#### EXERCISE BRIEF:
Select each line where the word "liquor" appears.

Data records:
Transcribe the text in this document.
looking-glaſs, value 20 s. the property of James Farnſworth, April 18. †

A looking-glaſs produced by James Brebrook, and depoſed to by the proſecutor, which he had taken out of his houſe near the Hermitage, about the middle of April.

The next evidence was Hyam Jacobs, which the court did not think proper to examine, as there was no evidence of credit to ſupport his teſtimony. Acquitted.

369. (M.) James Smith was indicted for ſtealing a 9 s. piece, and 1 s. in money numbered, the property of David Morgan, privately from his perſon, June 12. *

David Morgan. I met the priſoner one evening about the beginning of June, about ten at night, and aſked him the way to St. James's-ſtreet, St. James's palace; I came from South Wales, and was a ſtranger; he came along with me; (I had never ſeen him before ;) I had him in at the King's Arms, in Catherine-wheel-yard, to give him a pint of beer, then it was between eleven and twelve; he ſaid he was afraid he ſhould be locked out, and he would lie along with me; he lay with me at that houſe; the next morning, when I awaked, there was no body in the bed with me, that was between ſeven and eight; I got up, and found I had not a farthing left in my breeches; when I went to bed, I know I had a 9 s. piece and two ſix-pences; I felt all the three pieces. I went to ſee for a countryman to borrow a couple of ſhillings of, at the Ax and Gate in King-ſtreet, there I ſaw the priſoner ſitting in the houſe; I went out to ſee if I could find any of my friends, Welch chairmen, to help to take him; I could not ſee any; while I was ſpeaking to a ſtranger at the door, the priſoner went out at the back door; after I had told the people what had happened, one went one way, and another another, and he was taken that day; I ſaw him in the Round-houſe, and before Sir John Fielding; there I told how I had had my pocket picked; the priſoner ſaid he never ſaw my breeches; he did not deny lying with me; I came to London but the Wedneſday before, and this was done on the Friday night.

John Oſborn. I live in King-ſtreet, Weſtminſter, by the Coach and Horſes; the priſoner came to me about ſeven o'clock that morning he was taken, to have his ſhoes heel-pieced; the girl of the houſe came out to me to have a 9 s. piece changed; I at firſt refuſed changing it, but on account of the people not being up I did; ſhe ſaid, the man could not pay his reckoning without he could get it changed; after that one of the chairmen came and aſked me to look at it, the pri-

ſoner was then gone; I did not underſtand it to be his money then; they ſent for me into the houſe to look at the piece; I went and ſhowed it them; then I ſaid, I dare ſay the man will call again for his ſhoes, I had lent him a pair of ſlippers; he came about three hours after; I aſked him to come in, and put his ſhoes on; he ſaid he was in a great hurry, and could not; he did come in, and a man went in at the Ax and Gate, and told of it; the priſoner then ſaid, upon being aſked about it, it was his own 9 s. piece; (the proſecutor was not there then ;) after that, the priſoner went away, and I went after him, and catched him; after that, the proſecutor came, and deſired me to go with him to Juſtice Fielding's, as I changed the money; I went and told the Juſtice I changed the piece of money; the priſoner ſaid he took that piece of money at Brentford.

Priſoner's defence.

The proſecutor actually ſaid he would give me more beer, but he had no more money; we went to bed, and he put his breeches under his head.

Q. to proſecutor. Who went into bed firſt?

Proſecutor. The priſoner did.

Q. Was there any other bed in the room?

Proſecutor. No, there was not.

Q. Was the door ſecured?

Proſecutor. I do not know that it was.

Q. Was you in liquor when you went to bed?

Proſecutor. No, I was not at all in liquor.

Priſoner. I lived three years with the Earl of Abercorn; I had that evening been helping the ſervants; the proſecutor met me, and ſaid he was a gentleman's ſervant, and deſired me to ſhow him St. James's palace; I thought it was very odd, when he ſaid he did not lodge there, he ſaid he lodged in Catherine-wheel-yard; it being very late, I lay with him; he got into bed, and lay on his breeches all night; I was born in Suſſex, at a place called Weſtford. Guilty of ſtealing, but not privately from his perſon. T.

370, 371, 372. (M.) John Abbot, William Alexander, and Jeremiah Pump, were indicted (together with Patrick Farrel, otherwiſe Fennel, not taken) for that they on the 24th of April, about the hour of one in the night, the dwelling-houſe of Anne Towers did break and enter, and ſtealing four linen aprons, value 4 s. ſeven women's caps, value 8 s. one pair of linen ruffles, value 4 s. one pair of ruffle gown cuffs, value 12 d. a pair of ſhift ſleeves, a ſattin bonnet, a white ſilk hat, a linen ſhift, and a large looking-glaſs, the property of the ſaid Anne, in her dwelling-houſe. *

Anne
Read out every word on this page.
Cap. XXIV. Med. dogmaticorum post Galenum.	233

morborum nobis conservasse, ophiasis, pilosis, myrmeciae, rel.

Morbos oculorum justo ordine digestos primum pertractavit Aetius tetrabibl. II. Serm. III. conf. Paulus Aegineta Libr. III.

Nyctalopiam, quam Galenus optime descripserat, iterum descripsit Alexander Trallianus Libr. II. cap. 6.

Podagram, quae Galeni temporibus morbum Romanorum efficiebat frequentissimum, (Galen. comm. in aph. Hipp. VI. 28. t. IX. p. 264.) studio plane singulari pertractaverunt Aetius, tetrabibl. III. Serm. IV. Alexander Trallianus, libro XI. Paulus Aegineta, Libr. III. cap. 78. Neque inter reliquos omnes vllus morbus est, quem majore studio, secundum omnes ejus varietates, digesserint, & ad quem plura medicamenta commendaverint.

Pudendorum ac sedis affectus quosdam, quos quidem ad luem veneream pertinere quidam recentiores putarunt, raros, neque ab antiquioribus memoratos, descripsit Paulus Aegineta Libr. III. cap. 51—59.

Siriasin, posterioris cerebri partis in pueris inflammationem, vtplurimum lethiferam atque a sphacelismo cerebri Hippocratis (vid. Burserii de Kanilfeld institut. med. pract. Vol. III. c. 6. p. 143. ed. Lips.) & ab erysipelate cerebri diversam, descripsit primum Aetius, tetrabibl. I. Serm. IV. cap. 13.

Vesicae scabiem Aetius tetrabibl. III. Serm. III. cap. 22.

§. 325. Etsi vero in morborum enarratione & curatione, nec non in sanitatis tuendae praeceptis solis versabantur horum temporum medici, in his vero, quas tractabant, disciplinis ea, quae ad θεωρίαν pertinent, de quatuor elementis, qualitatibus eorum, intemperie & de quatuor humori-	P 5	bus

#### ANSWER FOR THIS EXERCISE:
Q. Was you in liquor when you went to bed?
Proſecutor. No, I was not at all in liquor.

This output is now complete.